Reproduce the listing below line for line, changing nothing.
====== Records for the task
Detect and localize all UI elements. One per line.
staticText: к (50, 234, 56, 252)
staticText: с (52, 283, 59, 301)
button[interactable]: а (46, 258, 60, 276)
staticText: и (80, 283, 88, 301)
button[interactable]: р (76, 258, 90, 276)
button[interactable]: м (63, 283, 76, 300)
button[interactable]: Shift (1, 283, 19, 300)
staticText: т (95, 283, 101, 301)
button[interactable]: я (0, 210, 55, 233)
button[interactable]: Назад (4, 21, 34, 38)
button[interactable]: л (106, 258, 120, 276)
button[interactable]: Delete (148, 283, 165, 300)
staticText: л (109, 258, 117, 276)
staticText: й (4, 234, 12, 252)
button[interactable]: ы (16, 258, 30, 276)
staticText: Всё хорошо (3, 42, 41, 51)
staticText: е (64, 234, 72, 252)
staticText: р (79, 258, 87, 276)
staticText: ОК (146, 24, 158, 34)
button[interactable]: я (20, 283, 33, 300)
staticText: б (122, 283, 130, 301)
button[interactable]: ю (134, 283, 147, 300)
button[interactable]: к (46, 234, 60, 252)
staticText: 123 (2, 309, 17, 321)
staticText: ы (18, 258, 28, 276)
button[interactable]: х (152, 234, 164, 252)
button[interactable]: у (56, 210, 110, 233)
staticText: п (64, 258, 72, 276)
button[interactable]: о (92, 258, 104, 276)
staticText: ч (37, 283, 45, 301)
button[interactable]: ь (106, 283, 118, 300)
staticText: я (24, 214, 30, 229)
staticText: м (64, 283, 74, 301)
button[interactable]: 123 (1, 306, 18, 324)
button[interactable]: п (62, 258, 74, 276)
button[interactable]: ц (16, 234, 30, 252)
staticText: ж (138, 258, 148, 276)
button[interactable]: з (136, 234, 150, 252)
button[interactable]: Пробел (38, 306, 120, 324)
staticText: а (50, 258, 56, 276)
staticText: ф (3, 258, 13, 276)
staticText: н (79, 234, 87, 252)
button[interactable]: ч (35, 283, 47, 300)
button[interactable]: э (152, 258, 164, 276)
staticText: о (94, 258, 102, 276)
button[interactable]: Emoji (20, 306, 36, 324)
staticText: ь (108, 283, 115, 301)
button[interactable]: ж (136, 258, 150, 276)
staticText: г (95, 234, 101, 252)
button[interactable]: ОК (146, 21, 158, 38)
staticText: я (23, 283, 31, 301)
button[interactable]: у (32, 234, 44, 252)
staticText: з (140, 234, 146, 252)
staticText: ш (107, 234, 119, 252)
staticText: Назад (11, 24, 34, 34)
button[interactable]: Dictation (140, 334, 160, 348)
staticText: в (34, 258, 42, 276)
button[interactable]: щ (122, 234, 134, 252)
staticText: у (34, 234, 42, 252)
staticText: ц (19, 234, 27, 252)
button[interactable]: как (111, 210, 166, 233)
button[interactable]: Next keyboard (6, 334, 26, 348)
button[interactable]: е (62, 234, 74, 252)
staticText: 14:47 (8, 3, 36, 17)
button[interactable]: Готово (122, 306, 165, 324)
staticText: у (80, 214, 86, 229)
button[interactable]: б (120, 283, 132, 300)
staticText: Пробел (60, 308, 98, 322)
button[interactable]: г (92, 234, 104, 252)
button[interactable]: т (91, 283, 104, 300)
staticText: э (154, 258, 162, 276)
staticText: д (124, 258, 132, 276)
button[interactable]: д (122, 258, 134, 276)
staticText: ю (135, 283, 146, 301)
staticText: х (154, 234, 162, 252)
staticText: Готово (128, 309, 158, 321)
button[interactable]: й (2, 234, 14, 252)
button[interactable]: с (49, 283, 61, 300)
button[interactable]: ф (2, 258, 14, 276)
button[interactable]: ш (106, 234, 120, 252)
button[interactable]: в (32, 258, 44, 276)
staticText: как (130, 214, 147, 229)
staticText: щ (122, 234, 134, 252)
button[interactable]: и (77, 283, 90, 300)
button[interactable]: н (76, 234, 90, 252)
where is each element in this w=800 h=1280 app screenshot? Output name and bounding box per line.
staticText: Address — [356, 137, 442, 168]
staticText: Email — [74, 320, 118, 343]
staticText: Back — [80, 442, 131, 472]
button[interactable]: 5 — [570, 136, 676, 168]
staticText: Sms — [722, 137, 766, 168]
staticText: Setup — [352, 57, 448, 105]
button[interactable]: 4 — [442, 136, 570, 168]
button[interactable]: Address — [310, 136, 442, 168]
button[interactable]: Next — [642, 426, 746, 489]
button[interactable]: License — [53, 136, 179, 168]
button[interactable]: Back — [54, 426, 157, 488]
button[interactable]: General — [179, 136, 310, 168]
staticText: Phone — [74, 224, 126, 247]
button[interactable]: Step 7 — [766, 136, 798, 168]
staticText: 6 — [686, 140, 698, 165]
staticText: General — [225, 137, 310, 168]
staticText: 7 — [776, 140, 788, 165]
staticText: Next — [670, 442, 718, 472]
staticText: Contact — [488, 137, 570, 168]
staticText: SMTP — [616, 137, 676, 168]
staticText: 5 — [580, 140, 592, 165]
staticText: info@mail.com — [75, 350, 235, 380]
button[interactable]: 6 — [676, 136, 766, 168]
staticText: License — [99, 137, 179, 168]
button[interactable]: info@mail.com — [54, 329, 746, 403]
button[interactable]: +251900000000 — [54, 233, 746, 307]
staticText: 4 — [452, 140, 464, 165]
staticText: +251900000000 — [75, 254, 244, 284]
============
**Result below**
Detect and localize all UI elements. One per line.
staticText: к (50, 234, 56, 252)
staticText: с (52, 283, 59, 301)
button[interactable]: а (46, 258, 60, 276)
staticText: и (80, 283, 88, 301)
button[interactable]: р (76, 258, 90, 276)
button[interactable]: м (63, 283, 76, 300)
button[interactable]: Shift (1, 283, 19, 300)
staticText: т (95, 283, 101, 301)
button[interactable]: я (0, 210, 55, 233)
button[interactable]: Назад (4, 21, 34, 38)
button[interactable]: л (106, 258, 120, 276)
button[interactable]: Delete (148, 283, 165, 300)
staticText: л (109, 258, 117, 276)
staticText: й (4, 234, 12, 252)
button[interactable]: ы (16, 258, 30, 276)
staticText: Всё хорошо (3, 42, 41, 51)
staticText: е (64, 234, 72, 252)
staticText: р (79, 258, 87, 276)
staticText: ОК (146, 24, 158, 34)
button[interactable]: я (20, 283, 33, 300)
staticText: б (122, 283, 130, 301)
button[interactable]: ю (134, 283, 147, 300)
button[interactable]: к (46, 234, 60, 252)
staticText: 123 (2, 309, 17, 321)
staticText: ы (18, 258, 28, 276)
button[interactable]: х (152, 234, 164, 252)
button[interactable]: у (56, 210, 110, 233)
staticText: п (64, 258, 72, 276)
button[interactable]: о (92, 258, 104, 276)
staticText: ч (37, 283, 45, 301)
button[interactable]: ь (106, 283, 118, 300)
staticText: я (24, 214, 30, 229)
staticText: м (64, 283, 74, 301)
button[interactable]: 123 (1, 306, 18, 324)
button[interactable]: п (62, 258, 74, 276)
button[interactable]: ц (16, 234, 30, 252)
staticText: ж (138, 258, 148, 276)
button[interactable]: з (136, 234, 150, 252)
button[interactable]: Пробел (38, 306, 120, 324)
staticText: а (50, 258, 56, 276)
staticText: ф (3, 258, 13, 276)
staticText: н (79, 234, 87, 252)
button[interactable]: ч (35, 283, 47, 300)
button[interactable]: э (152, 258, 164, 276)
staticText: о (94, 258, 102, 276)
button[interactable]: Emoji (20, 306, 36, 324)
staticText: ь (108, 283, 115, 301)
button[interactable]: ж (136, 258, 150, 276)
staticText: г (95, 234, 101, 252)
button[interactable]: ОК (146, 21, 158, 38)
staticText: я (23, 283, 31, 301)
button[interactable]: у (32, 234, 44, 252)
staticText: з (140, 234, 146, 252)
staticText: ш (107, 234, 119, 252)
staticText: Назад (11, 24, 34, 34)
button[interactable]: Dictation (140, 334, 160, 348)
staticText: в (34, 258, 42, 276)
button[interactable]: щ (122, 234, 134, 252)
staticText: у (34, 234, 42, 252)
staticText: ц (19, 234, 27, 252)
button[interactable]: как (111, 210, 166, 233)
button[interactable]: Next keyboard (6, 334, 26, 348)
button[interactable]: е (62, 234, 74, 252)
staticText: 14:47 (8, 3, 36, 17)
button[interactable]: Готово (122, 306, 165, 324)
staticText: у (80, 214, 86, 229)
button[interactable]: б (120, 283, 132, 300)
staticText: Пробел (60, 308, 98, 322)
button[interactable]: г (92, 234, 104, 252)
button[interactable]: т (91, 283, 104, 300)
staticText: э (154, 258, 162, 276)
staticText: д (124, 258, 132, 276)
button[interactable]: д (122, 258, 134, 276)
staticText: ю (135, 283, 146, 301)
staticText: х (154, 234, 162, 252)
staticText: Готово (128, 309, 158, 321)
button[interactable]: й (2, 234, 14, 252)
button[interactable]: с (49, 283, 61, 300)
button[interactable]: ф (2, 258, 14, 276)
button[interactable]: ш (106, 234, 120, 252)
button[interactable]: в (32, 258, 44, 276)
staticText: как (130, 214, 147, 229)
staticText: щ (122, 234, 134, 252)
button[interactable]: и (77, 283, 90, 300)
button[interactable]: н (76, 234, 90, 252)
where is each element in this w=800 h=1280 app screenshot? Output name and bounding box per line.
staticText: Address — [356, 137, 442, 168]
staticText: Email — [74, 320, 118, 343]
staticText: Back — [80, 442, 131, 472]
button[interactable]: 5 — [570, 136, 676, 168]
staticText: Sms — [722, 137, 766, 168]
staticText: Setup — [352, 57, 448, 105]
button[interactable]: 4 — [442, 136, 570, 168]
button[interactable]: Address — [310, 136, 442, 168]
button[interactable]: Next — [642, 426, 746, 489]
button[interactable]: License — [53, 136, 179, 168]
button[interactable]: Back — [54, 426, 157, 488]
button[interactable]: General — [179, 136, 310, 168]
staticText: Phone — [74, 224, 126, 247]
button[interactable]: Step 7 — [766, 136, 798, 168]
staticText: 6 — [686, 140, 698, 165]
staticText: General — [225, 137, 310, 168]
staticText: 7 — [776, 140, 788, 165]
staticText: Next — [670, 442, 718, 472]
staticText: Contact — [488, 137, 570, 168]
staticText: SMTP — [616, 137, 676, 168]
staticText: 5 — [580, 140, 592, 165]
staticText: info@mail.com — [75, 350, 235, 380]
button[interactable]: 6 — [676, 136, 766, 168]
staticText: License — [99, 137, 179, 168]
button[interactable]: info@mail.com — [54, 329, 746, 403]
button[interactable]: +251900000000 — [54, 233, 746, 307]
staticText: 4 — [452, 140, 464, 165]
staticText: +251900000000 — [75, 254, 244, 284]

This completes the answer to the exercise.